## Records for this task

■ ■ ■ ■ ■ ■ ■

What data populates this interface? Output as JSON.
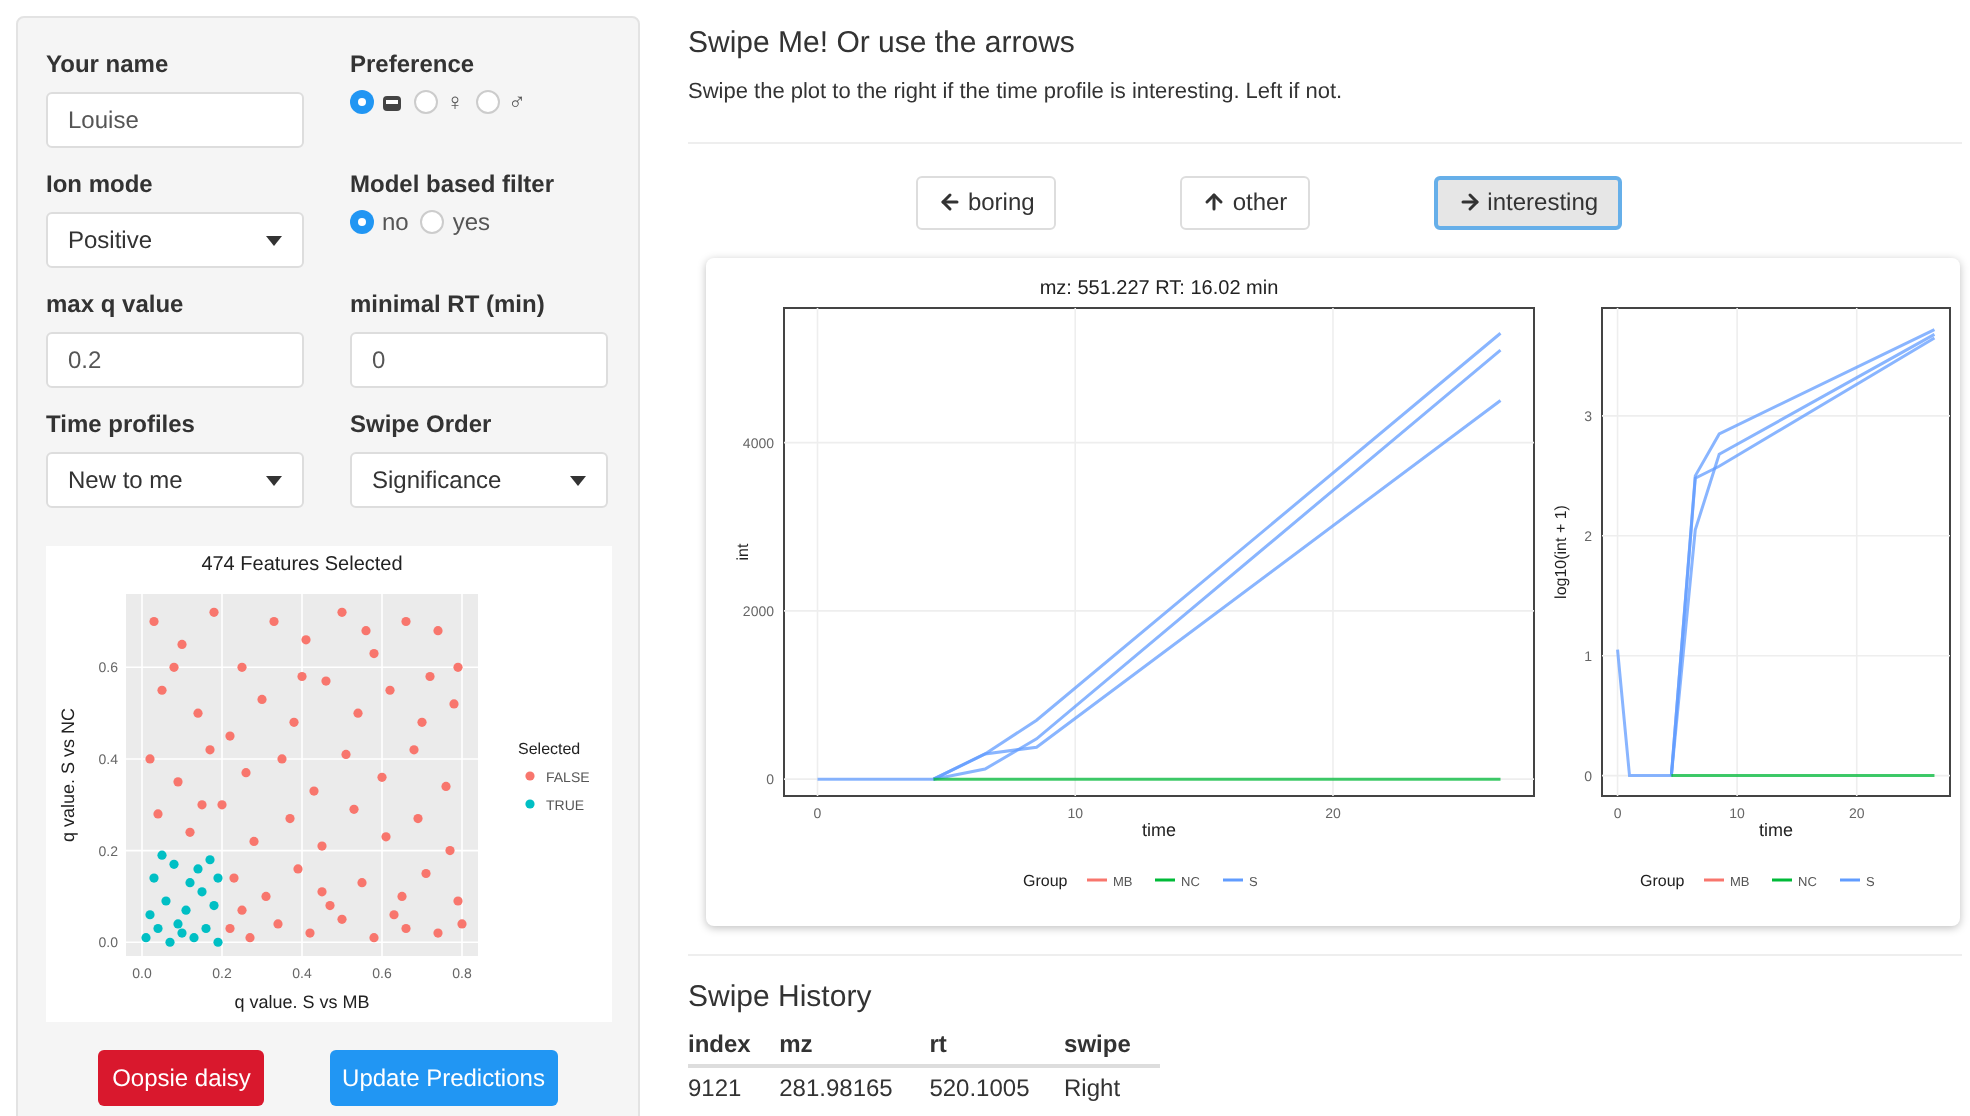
{
  "sidebar": {
    "fields": [
      {
        "kind": "text",
        "label": "Your name",
        "value": "Louise"
      },
      {
        "kind": "radio",
        "label": "Preference",
        "options": [
          {
            "kind": "icon",
            "selected": true
          },
          {
            "kind": "text",
            "label": "♀",
            "selected": false
          },
          {
            "kind": "text",
            "label": "♂",
            "selected": false
          }
        ]
      },
      {
        "kind": "select",
        "label": "Ion mode",
        "value": "Positive"
      },
      {
        "kind": "radio",
        "label": "Model based filter",
        "options": [
          {
            "kind": "text",
            "label": "no",
            "selected": true
          },
          {
            "kind": "text",
            "label": "yes",
            "selected": false
          }
        ]
      },
      {
        "kind": "text",
        "label": "max q value",
        "value": "0.2"
      },
      {
        "kind": "text",
        "label": "minimal RT (min)",
        "value": "0"
      },
      {
        "kind": "select",
        "label": "Time profiles",
        "value": "New to me"
      },
      {
        "kind": "select",
        "label": "Swipe Order",
        "value": "Significance"
      }
    ],
    "scatter": {
      "chart_data": {
        "type": "scatter",
        "legend": {
          "title": "Selected"
        },
        "title": "474 Features Selected",
        "xlabel": "q value. S vs MB",
        "ylabel": "q value. S vs NC",
        "grid": true,
        "xlim": [
          -0.04,
          0.84
        ],
        "ylim": [
          -0.03,
          0.76
        ],
        "xticks": [
          {
            "value": 0,
            "label": "0.0"
          },
          {
            "value": 0.2,
            "label": "0.2"
          },
          {
            "value": 0.4,
            "label": "0.4"
          },
          {
            "value": 0.6,
            "label": "0.6"
          },
          {
            "value": 0.8,
            "label": "0.8"
          }
        ],
        "yticks": [
          {
            "value": 0,
            "label": "0.0"
          },
          {
            "value": 0.2,
            "label": "0.2"
          },
          {
            "value": 0.4,
            "label": "0.4"
          },
          {
            "value": 0.6,
            "label": "0.6"
          }
        ],
        "series": [
          {
            "name": "FALSE",
            "color": "#f8766d",
            "x": [
              0.03,
              0.1,
              0.18,
              0.25,
              0.33,
              0.41,
              0.5,
              0.58,
              0.66,
              0.74,
              0.79,
              0.05,
              0.14,
              0.22,
              0.3,
              0.38,
              0.46,
              0.54,
              0.62,
              0.7,
              0.78,
              0.02,
              0.09,
              0.17,
              0.26,
              0.35,
              0.43,
              0.51,
              0.6,
              0.68,
              0.76,
              0.04,
              0.12,
              0.2,
              0.28,
              0.37,
              0.45,
              0.53,
              0.61,
              0.69,
              0.77,
              0.23,
              0.31,
              0.39,
              0.47,
              0.55,
              0.63,
              0.71,
              0.79,
              0.22,
              0.27,
              0.34,
              0.42,
              0.5,
              0.58,
              0.66,
              0.74,
              0.8,
              0.25,
              0.45,
              0.65,
              0.08,
              0.56,
              0.72,
              0.15,
              0.4
            ],
            "values": [
              0.7,
              0.65,
              0.72,
              0.6,
              0.7,
              0.66,
              0.72,
              0.63,
              0.7,
              0.68,
              0.6,
              0.55,
              0.5,
              0.45,
              0.53,
              0.48,
              0.57,
              0.5,
              0.55,
              0.48,
              0.52,
              0.4,
              0.35,
              0.42,
              0.37,
              0.4,
              0.33,
              0.41,
              0.36,
              0.42,
              0.34,
              0.28,
              0.24,
              0.3,
              0.22,
              0.27,
              0.21,
              0.29,
              0.23,
              0.27,
              0.2,
              0.14,
              0.1,
              0.16,
              0.08,
              0.13,
              0.06,
              0.15,
              0.09,
              0.03,
              0.01,
              0.04,
              0.02,
              0.05,
              0.01,
              0.03,
              0.02,
              0.04,
              0.07,
              0.11,
              0.1,
              0.6,
              0.68,
              0.58,
              0.3,
              0.58
            ]
          },
          {
            "name": "TRUE",
            "color": "#00bfc4",
            "x": [
              0.01,
              0.04,
              0.07,
              0.1,
              0.13,
              0.16,
              0.19,
              0.02,
              0.06,
              0.11,
              0.15,
              0.18,
              0.03,
              0.08,
              0.12,
              0.17,
              0.05,
              0.14,
              0.09,
              0.19
            ],
            "values": [
              0.01,
              0.03,
              0.0,
              0.02,
              0.01,
              0.03,
              0.0,
              0.06,
              0.09,
              0.07,
              0.11,
              0.08,
              0.14,
              0.17,
              0.13,
              0.18,
              0.19,
              0.16,
              0.04,
              0.14
            ]
          }
        ]
      }
    },
    "buttons": [
      {
        "label": "Oopsie daisy",
        "kind": "danger"
      },
      {
        "label": "Update Predictions",
        "kind": "primary"
      }
    ]
  },
  "main": {
    "title": "Swipe Me! Or use the arrows",
    "subtitle": "Swipe the plot to the right if the time profile is interesting. Left if not.",
    "swipe_buttons": [
      {
        "label": "boring",
        "kind": "left",
        "selected": false
      },
      {
        "label": "other",
        "kind": "up",
        "selected": false
      },
      {
        "label": "interesting",
        "kind": "right",
        "selected": true
      }
    ],
    "plots": [
      {
        "chart_data": {
          "type": "line",
          "legend": {
            "title": "Group"
          },
          "title": "mz: 551.227   RT: 16.02 min",
          "xlabel": "time",
          "ylabel": "int",
          "grid": true,
          "x": [
            0,
            1,
            2,
            4.5,
            6.5,
            8.5,
            26.5
          ],
          "xlim": [
            -1.3,
            27.8
          ],
          "ylim": [
            -200,
            5600
          ],
          "xticks": [
            {
              "value": 0,
              "label": "0"
            },
            {
              "value": 10,
              "label": "10"
            },
            {
              "value": 20,
              "label": "20"
            }
          ],
          "yticks": [
            {
              "value": 0,
              "label": "0"
            },
            {
              "value": 2000,
              "label": "2000"
            },
            {
              "value": 4000,
              "label": "4000"
            }
          ],
          "series": [
            {
              "name": "MB",
              "color": "#f8766d",
              "values": [
                null,
                null,
                null,
                null,
                null,
                null,
                null
              ]
            },
            {
              "name": "NC",
              "color": "#00ba38",
              "values": [
                null,
                null,
                null,
                0,
                0,
                0,
                0
              ]
            },
            {
              "name": "S",
              "color": "#619cff",
              "values": [
                0,
                0,
                0,
                0,
                300,
                700,
                5300
              ]
            },
            {
              "color": "#619cff",
              "values": [
                null,
                null,
                null,
                0,
                120,
                480,
                5100
              ]
            },
            {
              "color": "#619cff",
              "values": [
                null,
                null,
                null,
                0,
                300,
                380,
                4500
              ]
            }
          ]
        }
      },
      {
        "chart_data": {
          "type": "line",
          "legend": {
            "title": "Group"
          },
          "xlabel": "time",
          "ylabel": "log10(int + 1)",
          "grid": true,
          "x": [
            0,
            1,
            2,
            4.5,
            6.5,
            8.5,
            26.5
          ],
          "xlim": [
            -1.3,
            27.8
          ],
          "ylim": [
            -0.17,
            3.9
          ],
          "xticks": [
            {
              "value": 0,
              "label": "0"
            },
            {
              "value": 10,
              "label": "10"
            },
            {
              "value": 20,
              "label": "20"
            }
          ],
          "yticks": [
            {
              "value": 0,
              "label": "0"
            },
            {
              "value": 1,
              "label": "1"
            },
            {
              "value": 2,
              "label": "2"
            },
            {
              "value": 3,
              "label": "3"
            }
          ],
          "series": [
            {
              "name": "MB",
              "color": "#f8766d",
              "values": [
                null,
                null,
                null,
                null,
                null,
                null,
                null
              ]
            },
            {
              "name": "NC",
              "color": "#00ba38",
              "values": [
                null,
                null,
                null,
                0,
                0,
                0,
                0
              ]
            },
            {
              "name": "S",
              "color": "#619cff",
              "values": [
                1.05,
                0,
                0,
                0,
                2.5,
                2.85,
                3.72
              ]
            },
            {
              "color": "#619cff",
              "values": [
                null,
                null,
                null,
                0,
                2.05,
                2.68,
                3.68
              ]
            },
            {
              "color": "#619cff",
              "values": [
                null,
                null,
                null,
                0,
                2.48,
                2.58,
                3.65
              ]
            }
          ]
        }
      }
    ],
    "history": {
      "title": "Swipe History",
      "columns": [
        "index",
        "mz",
        "rt",
        "swipe"
      ],
      "rows": [
        [
          "9121",
          "281.98165",
          "520.1005",
          "Right"
        ]
      ]
    }
  }
}
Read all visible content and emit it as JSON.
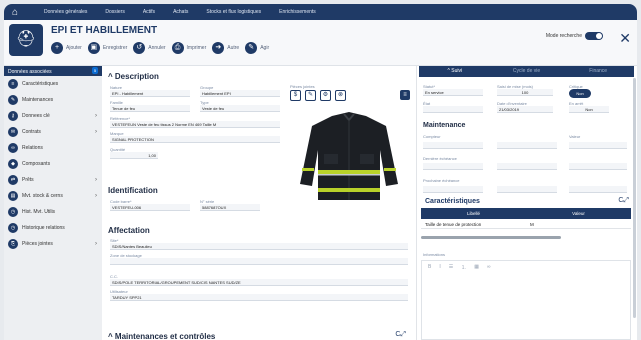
{
  "topnav": [
    "Données générales",
    "Dossiers",
    "Actifs",
    "Achats",
    "Stocks et flux logistiques",
    "Enrichissements"
  ],
  "header": {
    "title": "EPI ET HABILLEMENT",
    "toolbar": [
      "Ajouter",
      "Enregistrer",
      "Annuler",
      "Imprimer",
      "Autre",
      "Agir"
    ],
    "advanced_search_label": "Mode recherche",
    "advanced_search_toggle": "Actif"
  },
  "sidebar": {
    "title": "Données associées",
    "count": "5",
    "items": [
      {
        "label": "Caractéristiques",
        "chevron": false
      },
      {
        "label": "Maintenances",
        "chevron": false
      },
      {
        "label": "Donnees clé",
        "chevron": true
      },
      {
        "label": "Contrats",
        "chevron": true
      },
      {
        "label": "Relations",
        "chevron": false
      },
      {
        "label": "Composants",
        "chevron": false
      },
      {
        "label": "Prêts",
        "chevron": true
      },
      {
        "label": "Mvt. stock & cerns",
        "chevron": true
      },
      {
        "label": "Hist. Mvt. Utilis",
        "chevron": false
      },
      {
        "label": "Historique relations",
        "chevron": false
      },
      {
        "label": "Pièces jointes",
        "chevron": true
      }
    ]
  },
  "description": {
    "heading": "Description",
    "nature_label": "Nature",
    "nature": "EPI - Habillement",
    "groupe_label": "Groupe",
    "groupe": "Habillement EPI",
    "famille_label": "Famille",
    "famille": "Tenue de feu",
    "type_label": "Type",
    "type": "Veste de feu",
    "reference_label": "Référence*",
    "reference": "VESTEFEUN  Veste de feu tissus 2 Norme EN 469 Taille M",
    "marque_label": "Marque",
    "marque": "SIGNAL PROTECTION",
    "quantite_label": "Quantité",
    "quantite": "1,00",
    "photo_label": "Pièces jointes"
  },
  "identification": {
    "heading": "Identification",
    "code_label": "Code barre*",
    "code": "VESTEFEU-006",
    "serie_label": "N° série",
    "serie": "5887687OUX"
  },
  "affectation": {
    "heading": "Affectation",
    "site_label": "Site*",
    "site": "SDIS/Nantes Beaulieu",
    "zone_label": "Zone de stockage",
    "zone": "",
    "cc_label": "C.C.",
    "cc": "SDIS/POLE TERRITORIAL/GROUPEMENT SUD/CIS NANTES SUD/ZE",
    "util_label": "Utilisateur",
    "util": "TARDUY SPP21"
  },
  "bottom_section": "Maintenances et contrôles",
  "right": {
    "tabs": [
      "Suivi",
      "Cycle de vie",
      "Finance"
    ],
    "etat_label": "Statut*",
    "etat": "En service",
    "stock_label": "Saisi de mise (mois)",
    "stock": "100",
    "critique_label": "Critique",
    "critique": "Non",
    "etat2_label": "État",
    "date_label": "Date d'inventaire",
    "date": "21/03/2019",
    "enstock_label": "En arrêt",
    "enstock": "Non",
    "maintenance_heading": "Maintenance",
    "maint_rows": [
      "Compteur",
      "Dernière échéance",
      "Prochaine échéance"
    ],
    "maint_cols": [
      "Valeur"
    ],
    "carac_heading": "Caractéristiques",
    "table_headers": [
      "Libellé",
      "Valeur"
    ],
    "table_rows": [
      [
        "Taille de tenue de protection",
        "M"
      ]
    ],
    "info_label": "Informations"
  }
}
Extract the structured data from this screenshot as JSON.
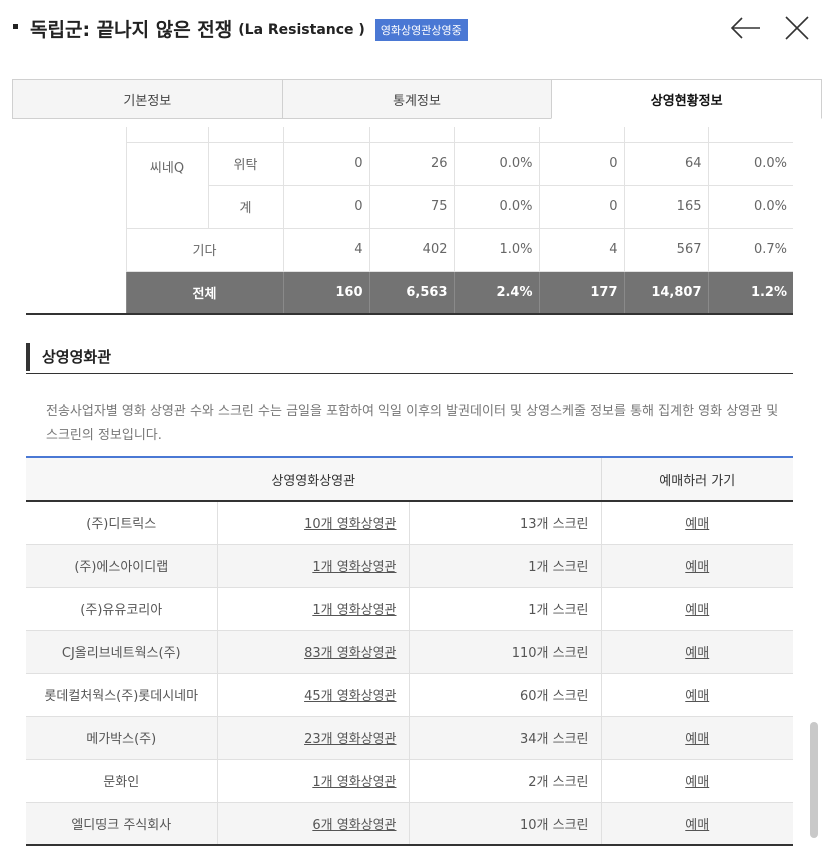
{
  "header": {
    "title": "독립군: 끝나지 않은 전쟁",
    "subtitle": "(La Resistance )",
    "badge": "영화상영관상영중",
    "back_icon": "arrow-left-icon",
    "close_icon": "close-icon"
  },
  "tabs": [
    {
      "label": "기본정보"
    },
    {
      "label": "통계정보"
    },
    {
      "label": "상영현황정보",
      "active": true
    }
  ],
  "stats": {
    "group_label": "씨네Q",
    "rows": [
      {
        "sub": "위탁",
        "c1": "0",
        "c2": "26",
        "c3": "0.0%",
        "c4": "0",
        "c5": "64",
        "c6": "0.0%"
      },
      {
        "sub": "계",
        "c1": "0",
        "c2": "75",
        "c3": "0.0%",
        "c4": "0",
        "c5": "165",
        "c6": "0.0%"
      }
    ],
    "etc": {
      "label": "기다",
      "c1": "4",
      "c2": "402",
      "c3": "1.0%",
      "c4": "4",
      "c5": "567",
      "c6": "0.7%"
    },
    "total": {
      "label": "전체",
      "c1": "160",
      "c2": "6,563",
      "c3": "2.4%",
      "c4": "177",
      "c5": "14,807",
      "c6": "1.2%"
    }
  },
  "section": {
    "title": "상영영화관",
    "description": "전송사업자별 영화 상영관 수와 스크린 수는 금일을 포함하여 익일 이후의 발권데이터 및 상영스케줄 정보를 통해 집계한 영화 상영관 및 스크린의 정보입니다."
  },
  "theater_table": {
    "headers": [
      "상영영화상영관",
      "예매하러 가기"
    ],
    "rows": [
      {
        "name": "(주)디트릭스",
        "theaters": "10개 영화상영관",
        "screens": "13개 스크린",
        "book": "예매"
      },
      {
        "name": "(주)에스아이디랩",
        "theaters": "1개 영화상영관",
        "screens": "1개 스크린",
        "book": "예매"
      },
      {
        "name": "(주)유유코리아",
        "theaters": "1개 영화상영관",
        "screens": "1개 스크린",
        "book": "예매"
      },
      {
        "name": "CJ올리브네트웍스(주)",
        "theaters": "83개 영화상영관",
        "screens": "110개 스크린",
        "book": "예매"
      },
      {
        "name": "롯데컬처웍스(주)롯데시네마",
        "theaters": "45개 영화상영관",
        "screens": "60개 스크린",
        "book": "예매"
      },
      {
        "name": "메가박스(주)",
        "theaters": "23개 영화상영관",
        "screens": "34개 스크린",
        "book": "예매"
      },
      {
        "name": "문화인",
        "theaters": "1개 영화상영관",
        "screens": "2개 스크린",
        "book": "예매"
      },
      {
        "name": "엘디띵크 주식회사",
        "theaters": "6개 영화상영관",
        "screens": "10개 스크린",
        "book": "예매"
      }
    ]
  },
  "scrollbar": {
    "position": 0.95
  }
}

■ ■ ■ ■ ■ ■ ■

## Set problem
Count the lines of the data that contain the string "échéance", and reply with that number alone.

## Solution to the exercise
2